**Selected extract:**
Dr. Schwartzberg: I think giving bad news is always a challenge, and it doesn't necessarily get easier, but you do learn techniques of how to do it. Earlier on in my own career, I tended to beat around the bush a little more than I do now. And I think patients really understand a lot more than you think they know so I tend not to coat the news in euphemisms. But, on the other hand, there is always hope associated with any specific condition. So, even when a patient is not getting active therapy, her biggest fear is abandonment. So, saying to her, "I am still going to be your doctor. I'm still going to be with you. I'm still going to be helping you feel as well as you can for as long as you can," is very reassuring.
This is the kind of thing you should learn as a resident and a fellow. You should observe attendings; that's how I picked up a lot of the social cues and the interactions, which I then made my own, based on my own personality and my own style of communication. But, it's hard to do unless you've watched an expert do it a few times. And then you should practice giving the bad news with an expert around. I’m of the opinion that postgraduate training is when that should be a focus. It's really about watching someone else, someone with expertise, talking with the patient, and learning it and doing it.
Lillie Shockney: For reasons I may never know, I have always felt comfortable giving bad news.
People have a tendency to try to whitewash it, and I don't think that's fair because it's a sign that we're not really giving all of the truth. "You have stage-four metastatic breast cancer, but you're going to be fine." She might be fine today, this month, or maybe even for the next couple years; but, then she’s not going to be fine. I like to give the news in pieces, and, right then and there, have the patient say back to me her understanding of what I just said.

(Dataset entries)
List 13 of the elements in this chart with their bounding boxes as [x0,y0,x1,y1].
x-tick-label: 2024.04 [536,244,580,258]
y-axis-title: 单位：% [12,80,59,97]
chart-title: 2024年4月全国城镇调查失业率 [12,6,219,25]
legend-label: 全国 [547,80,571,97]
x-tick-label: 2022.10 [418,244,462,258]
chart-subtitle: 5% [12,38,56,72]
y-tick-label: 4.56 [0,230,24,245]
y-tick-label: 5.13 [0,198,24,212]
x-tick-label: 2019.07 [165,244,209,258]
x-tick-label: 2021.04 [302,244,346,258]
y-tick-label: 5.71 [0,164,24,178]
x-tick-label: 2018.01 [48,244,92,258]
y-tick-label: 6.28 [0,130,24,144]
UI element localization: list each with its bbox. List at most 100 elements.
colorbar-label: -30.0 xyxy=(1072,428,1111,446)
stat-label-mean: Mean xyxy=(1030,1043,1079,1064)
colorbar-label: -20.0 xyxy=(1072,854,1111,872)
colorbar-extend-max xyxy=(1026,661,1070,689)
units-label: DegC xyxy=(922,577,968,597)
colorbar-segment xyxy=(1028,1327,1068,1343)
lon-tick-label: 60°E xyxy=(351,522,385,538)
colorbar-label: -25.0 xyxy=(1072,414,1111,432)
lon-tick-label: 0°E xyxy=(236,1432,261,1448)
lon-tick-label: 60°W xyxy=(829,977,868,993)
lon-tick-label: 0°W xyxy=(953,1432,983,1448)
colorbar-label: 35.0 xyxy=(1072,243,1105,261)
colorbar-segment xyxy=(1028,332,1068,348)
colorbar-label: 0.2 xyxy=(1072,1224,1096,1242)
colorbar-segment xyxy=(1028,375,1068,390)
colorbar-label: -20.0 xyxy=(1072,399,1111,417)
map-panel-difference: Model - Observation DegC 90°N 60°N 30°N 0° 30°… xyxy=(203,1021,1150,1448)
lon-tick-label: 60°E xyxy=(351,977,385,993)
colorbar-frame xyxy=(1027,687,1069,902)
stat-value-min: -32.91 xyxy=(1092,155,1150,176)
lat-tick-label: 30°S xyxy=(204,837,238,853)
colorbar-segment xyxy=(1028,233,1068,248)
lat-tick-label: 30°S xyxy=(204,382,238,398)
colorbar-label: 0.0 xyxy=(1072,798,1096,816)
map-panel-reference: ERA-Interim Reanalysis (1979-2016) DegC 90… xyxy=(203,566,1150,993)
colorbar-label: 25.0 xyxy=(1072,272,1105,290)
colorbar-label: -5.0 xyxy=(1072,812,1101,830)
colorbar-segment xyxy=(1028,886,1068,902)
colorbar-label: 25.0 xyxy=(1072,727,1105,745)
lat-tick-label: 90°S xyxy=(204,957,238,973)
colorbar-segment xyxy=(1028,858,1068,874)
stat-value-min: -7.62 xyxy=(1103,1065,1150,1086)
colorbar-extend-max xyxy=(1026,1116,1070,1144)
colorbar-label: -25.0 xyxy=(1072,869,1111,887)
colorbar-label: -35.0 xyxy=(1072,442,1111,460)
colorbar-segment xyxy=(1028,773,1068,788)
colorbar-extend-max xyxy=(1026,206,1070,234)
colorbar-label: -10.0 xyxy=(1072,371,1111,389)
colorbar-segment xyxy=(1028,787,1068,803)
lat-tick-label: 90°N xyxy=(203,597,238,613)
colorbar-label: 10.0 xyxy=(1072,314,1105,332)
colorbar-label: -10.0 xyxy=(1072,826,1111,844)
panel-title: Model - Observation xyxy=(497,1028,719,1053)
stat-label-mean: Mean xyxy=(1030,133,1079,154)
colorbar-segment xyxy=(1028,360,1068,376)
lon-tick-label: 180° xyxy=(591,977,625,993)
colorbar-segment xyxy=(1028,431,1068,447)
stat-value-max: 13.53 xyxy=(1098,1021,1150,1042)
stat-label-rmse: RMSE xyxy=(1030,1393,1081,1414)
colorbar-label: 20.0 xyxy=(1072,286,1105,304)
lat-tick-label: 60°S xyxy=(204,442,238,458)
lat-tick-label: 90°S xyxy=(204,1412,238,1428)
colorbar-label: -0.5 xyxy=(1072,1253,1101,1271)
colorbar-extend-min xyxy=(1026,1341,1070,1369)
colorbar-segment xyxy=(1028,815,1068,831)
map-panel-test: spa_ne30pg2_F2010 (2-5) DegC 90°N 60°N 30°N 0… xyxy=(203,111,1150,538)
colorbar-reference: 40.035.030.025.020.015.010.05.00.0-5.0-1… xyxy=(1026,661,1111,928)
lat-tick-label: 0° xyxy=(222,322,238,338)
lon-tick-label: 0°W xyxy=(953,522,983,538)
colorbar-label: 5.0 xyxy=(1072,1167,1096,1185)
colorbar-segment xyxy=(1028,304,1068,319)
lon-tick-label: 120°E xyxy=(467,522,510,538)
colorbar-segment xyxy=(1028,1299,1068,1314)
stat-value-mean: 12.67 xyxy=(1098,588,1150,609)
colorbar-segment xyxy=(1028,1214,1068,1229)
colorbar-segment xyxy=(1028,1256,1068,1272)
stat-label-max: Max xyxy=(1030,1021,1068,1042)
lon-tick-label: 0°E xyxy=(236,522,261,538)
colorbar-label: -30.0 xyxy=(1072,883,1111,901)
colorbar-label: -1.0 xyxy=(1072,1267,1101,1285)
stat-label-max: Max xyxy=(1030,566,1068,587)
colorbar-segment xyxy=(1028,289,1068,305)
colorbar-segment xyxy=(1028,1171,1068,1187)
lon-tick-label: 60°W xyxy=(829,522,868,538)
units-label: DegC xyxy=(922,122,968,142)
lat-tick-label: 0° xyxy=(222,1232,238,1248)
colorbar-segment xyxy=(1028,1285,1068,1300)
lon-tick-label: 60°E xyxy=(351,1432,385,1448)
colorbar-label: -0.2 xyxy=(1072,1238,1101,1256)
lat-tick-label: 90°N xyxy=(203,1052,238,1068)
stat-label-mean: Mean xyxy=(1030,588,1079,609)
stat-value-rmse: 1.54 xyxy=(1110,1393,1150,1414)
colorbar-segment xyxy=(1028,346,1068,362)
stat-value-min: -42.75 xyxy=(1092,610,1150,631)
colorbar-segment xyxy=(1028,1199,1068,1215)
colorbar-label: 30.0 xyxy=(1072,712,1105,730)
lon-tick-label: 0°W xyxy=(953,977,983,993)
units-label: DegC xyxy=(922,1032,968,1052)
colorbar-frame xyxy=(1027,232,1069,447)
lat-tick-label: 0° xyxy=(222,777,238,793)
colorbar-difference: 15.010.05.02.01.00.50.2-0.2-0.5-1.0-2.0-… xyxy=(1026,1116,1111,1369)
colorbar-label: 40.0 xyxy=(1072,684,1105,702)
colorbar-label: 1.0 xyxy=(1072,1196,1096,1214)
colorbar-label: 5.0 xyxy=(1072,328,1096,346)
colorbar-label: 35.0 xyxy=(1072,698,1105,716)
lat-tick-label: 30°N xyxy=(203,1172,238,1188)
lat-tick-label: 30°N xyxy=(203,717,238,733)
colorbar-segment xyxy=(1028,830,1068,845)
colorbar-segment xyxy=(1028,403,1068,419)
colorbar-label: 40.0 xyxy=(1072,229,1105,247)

**Questions:**
A. In the interview excerpt on giving bad news, what does Dr. Schwartzberg say is a patient's biggest fear when she is not getting active therapy?
B. Continue the interview excerpt on giving bad news to patients from where it stops.
These rows have no connection to the interview excerpt on giving bad news.

**Results by task:**
A. Abandonment.

B.
Then I want to be able to discuss what the milestones the patient has coming up. Again, I want to help preserve them for her because this is even more important than it was before. I can't have her think that she'll still be here to meet her life goals necessarily, but I can help her figure out how to fulfill those goals in alternative ways. And I've been trying to teach providers and nurses and nurse navigators the importance of moving the patient through phases of hope. We were taught in nursing school and in medical school to take the patient through the phases of dealing with her cancer. First, there's shock, then there's denial, then there's anger, then there's depression, and then there's maybe acceptance. I don't do that at all. I don't. I say, “Let's look at the phases of hope.” And that first phase of hope is—this is shocking—but I'm going to hope for a miracle. And we can hop on that bandwagon with the patient for 3 or 4 weeks. She has the right to have that hope, and there's no need for us to burst the bubble. I have seen a couple miracles in my 47-year career.
Our next hope is that the patient will have normal longevity and live in harmony with this cancer and live out her life. Then, as the patient is starting to blow through more lines of therapy, and that therapy is working for a shorter period of time and it's more toxic, I have a very different discussion saying, "Your life is definitely going to be shorter than what you had hoped and what we had hoped for you. We want to make sure you have good quality of life for this remaining time, and we don't want you to postpone joy."
I am a strong believer in being honest. If we are not being honest and if we are sugarcoating something, then we're doing it for ourselves because we don't think we're ready to talk about the tough stuff. We chose this career knowing that there would be tough stuff.
And that is something that patients have said to me, particularly when they're very ill, "Thank you for always being honest with me. Thank you for always leveling with me. I could always count on you to do that for me."